→ EXERCISE DETAILS: Copy the data below exactly, omitting any picture it contains.

→ RECORDS FOR PROCESSING:
• • •

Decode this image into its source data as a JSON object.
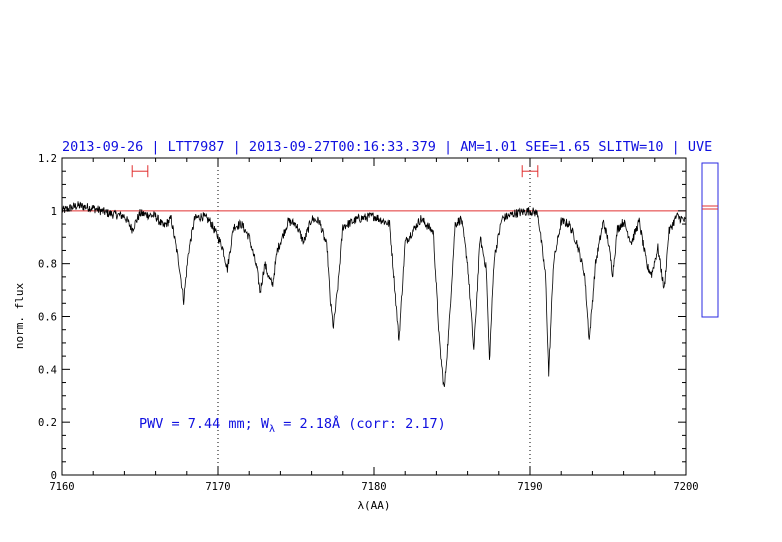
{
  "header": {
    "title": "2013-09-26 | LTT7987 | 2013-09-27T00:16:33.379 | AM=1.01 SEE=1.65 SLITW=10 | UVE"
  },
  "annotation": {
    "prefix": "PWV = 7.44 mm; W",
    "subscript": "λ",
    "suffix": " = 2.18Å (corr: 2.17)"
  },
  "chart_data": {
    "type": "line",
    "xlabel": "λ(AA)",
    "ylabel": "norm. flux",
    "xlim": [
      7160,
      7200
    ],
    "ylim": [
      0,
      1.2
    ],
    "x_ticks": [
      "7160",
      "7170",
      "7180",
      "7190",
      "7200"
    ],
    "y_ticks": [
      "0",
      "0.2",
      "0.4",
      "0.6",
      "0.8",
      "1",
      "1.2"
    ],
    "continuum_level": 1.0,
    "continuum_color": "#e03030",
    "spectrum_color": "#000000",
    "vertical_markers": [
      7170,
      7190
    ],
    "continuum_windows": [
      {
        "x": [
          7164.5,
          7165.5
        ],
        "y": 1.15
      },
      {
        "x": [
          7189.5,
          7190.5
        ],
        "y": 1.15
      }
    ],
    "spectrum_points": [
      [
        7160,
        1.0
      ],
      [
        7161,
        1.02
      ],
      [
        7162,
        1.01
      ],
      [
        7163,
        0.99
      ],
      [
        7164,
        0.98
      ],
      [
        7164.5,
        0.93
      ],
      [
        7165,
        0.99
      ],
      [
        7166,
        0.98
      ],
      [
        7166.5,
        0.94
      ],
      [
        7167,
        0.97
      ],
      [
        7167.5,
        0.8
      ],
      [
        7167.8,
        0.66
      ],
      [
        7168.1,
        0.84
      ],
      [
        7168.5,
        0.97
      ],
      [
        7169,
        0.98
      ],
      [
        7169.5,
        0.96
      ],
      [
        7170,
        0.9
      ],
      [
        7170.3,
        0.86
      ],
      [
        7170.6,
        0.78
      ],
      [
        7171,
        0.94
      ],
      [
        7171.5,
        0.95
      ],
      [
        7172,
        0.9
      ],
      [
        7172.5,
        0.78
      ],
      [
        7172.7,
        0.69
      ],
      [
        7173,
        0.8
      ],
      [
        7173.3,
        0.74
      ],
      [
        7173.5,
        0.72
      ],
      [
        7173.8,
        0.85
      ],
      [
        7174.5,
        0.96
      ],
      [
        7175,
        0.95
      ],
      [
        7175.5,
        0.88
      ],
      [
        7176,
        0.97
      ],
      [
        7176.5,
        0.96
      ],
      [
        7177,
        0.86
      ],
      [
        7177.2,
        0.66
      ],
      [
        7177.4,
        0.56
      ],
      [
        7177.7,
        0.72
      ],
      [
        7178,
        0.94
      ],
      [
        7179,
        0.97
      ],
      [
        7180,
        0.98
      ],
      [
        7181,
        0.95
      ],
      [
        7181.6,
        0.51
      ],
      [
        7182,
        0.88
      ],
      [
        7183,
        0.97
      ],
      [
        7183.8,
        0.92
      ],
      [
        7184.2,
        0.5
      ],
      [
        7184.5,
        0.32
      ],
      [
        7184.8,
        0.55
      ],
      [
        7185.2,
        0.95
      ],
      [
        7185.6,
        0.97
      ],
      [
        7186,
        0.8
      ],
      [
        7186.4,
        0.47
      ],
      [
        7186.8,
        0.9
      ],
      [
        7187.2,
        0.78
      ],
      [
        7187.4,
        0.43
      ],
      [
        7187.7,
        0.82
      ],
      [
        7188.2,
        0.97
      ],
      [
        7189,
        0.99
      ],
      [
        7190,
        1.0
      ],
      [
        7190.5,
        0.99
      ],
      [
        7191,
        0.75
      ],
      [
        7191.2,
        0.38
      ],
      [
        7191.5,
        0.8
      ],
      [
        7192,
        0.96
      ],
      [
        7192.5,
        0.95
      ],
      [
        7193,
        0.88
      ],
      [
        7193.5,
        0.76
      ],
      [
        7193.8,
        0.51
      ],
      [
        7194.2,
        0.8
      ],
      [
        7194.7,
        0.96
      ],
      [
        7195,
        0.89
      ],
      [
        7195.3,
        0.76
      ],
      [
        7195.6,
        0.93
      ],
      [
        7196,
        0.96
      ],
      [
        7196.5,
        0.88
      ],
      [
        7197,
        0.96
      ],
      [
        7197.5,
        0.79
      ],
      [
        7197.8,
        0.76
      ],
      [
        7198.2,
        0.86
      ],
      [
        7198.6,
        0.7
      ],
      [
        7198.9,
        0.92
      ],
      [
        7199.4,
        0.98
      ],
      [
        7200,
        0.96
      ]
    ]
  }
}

• • •

→ EXERCISE RESPONSE:
Decode this image into its source data as a JSON object.
{
  "header": {
    "title": "2013-09-26 | LTT7987 | 2013-09-27T00:16:33.379 | AM=1.01 SEE=1.65 SLITW=10 | UVE"
  },
  "annotation": {
    "prefix": "PWV = 7.44 mm; W",
    "subscript": "λ",
    "suffix": " = 2.18Å (corr: 2.17)"
  },
  "chart_data": {
    "type": "line",
    "xlabel": "λ(AA)",
    "ylabel": "norm. flux",
    "xlim": [
      7160,
      7200
    ],
    "ylim": [
      0,
      1.2
    ],
    "x_ticks": [
      "7160",
      "7170",
      "7180",
      "7190",
      "7200"
    ],
    "y_ticks": [
      "0",
      "0.2",
      "0.4",
      "0.6",
      "0.8",
      "1",
      "1.2"
    ],
    "continuum_level": 1.0,
    "continuum_color": "#e03030",
    "spectrum_color": "#000000",
    "vertical_markers": [
      7170,
      7190
    ],
    "continuum_windows": [
      {
        "x": [
          7164.5,
          7165.5
        ],
        "y": 1.15
      },
      {
        "x": [
          7189.5,
          7190.5
        ],
        "y": 1.15
      }
    ],
    "spectrum_points": [
      [
        7160,
        1.0
      ],
      [
        7161,
        1.02
      ],
      [
        7162,
        1.01
      ],
      [
        7163,
        0.99
      ],
      [
        7164,
        0.98
      ],
      [
        7164.5,
        0.93
      ],
      [
        7165,
        0.99
      ],
      [
        7166,
        0.98
      ],
      [
        7166.5,
        0.94
      ],
      [
        7167,
        0.97
      ],
      [
        7167.5,
        0.8
      ],
      [
        7167.8,
        0.66
      ],
      [
        7168.1,
        0.84
      ],
      [
        7168.5,
        0.97
      ],
      [
        7169,
        0.98
      ],
      [
        7169.5,
        0.96
      ],
      [
        7170,
        0.9
      ],
      [
        7170.3,
        0.86
      ],
      [
        7170.6,
        0.78
      ],
      [
        7171,
        0.94
      ],
      [
        7171.5,
        0.95
      ],
      [
        7172,
        0.9
      ],
      [
        7172.5,
        0.78
      ],
      [
        7172.7,
        0.69
      ],
      [
        7173,
        0.8
      ],
      [
        7173.3,
        0.74
      ],
      [
        7173.5,
        0.72
      ],
      [
        7173.8,
        0.85
      ],
      [
        7174.5,
        0.96
      ],
      [
        7175,
        0.95
      ],
      [
        7175.5,
        0.88
      ],
      [
        7176,
        0.97
      ],
      [
        7176.5,
        0.96
      ],
      [
        7177,
        0.86
      ],
      [
        7177.2,
        0.66
      ],
      [
        7177.4,
        0.56
      ],
      [
        7177.7,
        0.72
      ],
      [
        7178,
        0.94
      ],
      [
        7179,
        0.97
      ],
      [
        7180,
        0.98
      ],
      [
        7181,
        0.95
      ],
      [
        7181.6,
        0.51
      ],
      [
        7182,
        0.88
      ],
      [
        7183,
        0.97
      ],
      [
        7183.8,
        0.92
      ],
      [
        7184.2,
        0.5
      ],
      [
        7184.5,
        0.32
      ],
      [
        7184.8,
        0.55
      ],
      [
        7185.2,
        0.95
      ],
      [
        7185.6,
        0.97
      ],
      [
        7186,
        0.8
      ],
      [
        7186.4,
        0.47
      ],
      [
        7186.8,
        0.9
      ],
      [
        7187.2,
        0.78
      ],
      [
        7187.4,
        0.43
      ],
      [
        7187.7,
        0.82
      ],
      [
        7188.2,
        0.97
      ],
      [
        7189,
        0.99
      ],
      [
        7190,
        1.0
      ],
      [
        7190.5,
        0.99
      ],
      [
        7191,
        0.75
      ],
      [
        7191.2,
        0.38
      ],
      [
        7191.5,
        0.8
      ],
      [
        7192,
        0.96
      ],
      [
        7192.5,
        0.95
      ],
      [
        7193,
        0.88
      ],
      [
        7193.5,
        0.76
      ],
      [
        7193.8,
        0.51
      ],
      [
        7194.2,
        0.8
      ],
      [
        7194.7,
        0.96
      ],
      [
        7195,
        0.89
      ],
      [
        7195.3,
        0.76
      ],
      [
        7195.6,
        0.93
      ],
      [
        7196,
        0.96
      ],
      [
        7196.5,
        0.88
      ],
      [
        7197,
        0.96
      ],
      [
        7197.5,
        0.79
      ],
      [
        7197.8,
        0.76
      ],
      [
        7198.2,
        0.86
      ],
      [
        7198.6,
        0.7
      ],
      [
        7198.9,
        0.92
      ],
      [
        7199.4,
        0.98
      ],
      [
        7200,
        0.96
      ]
    ]
  }
}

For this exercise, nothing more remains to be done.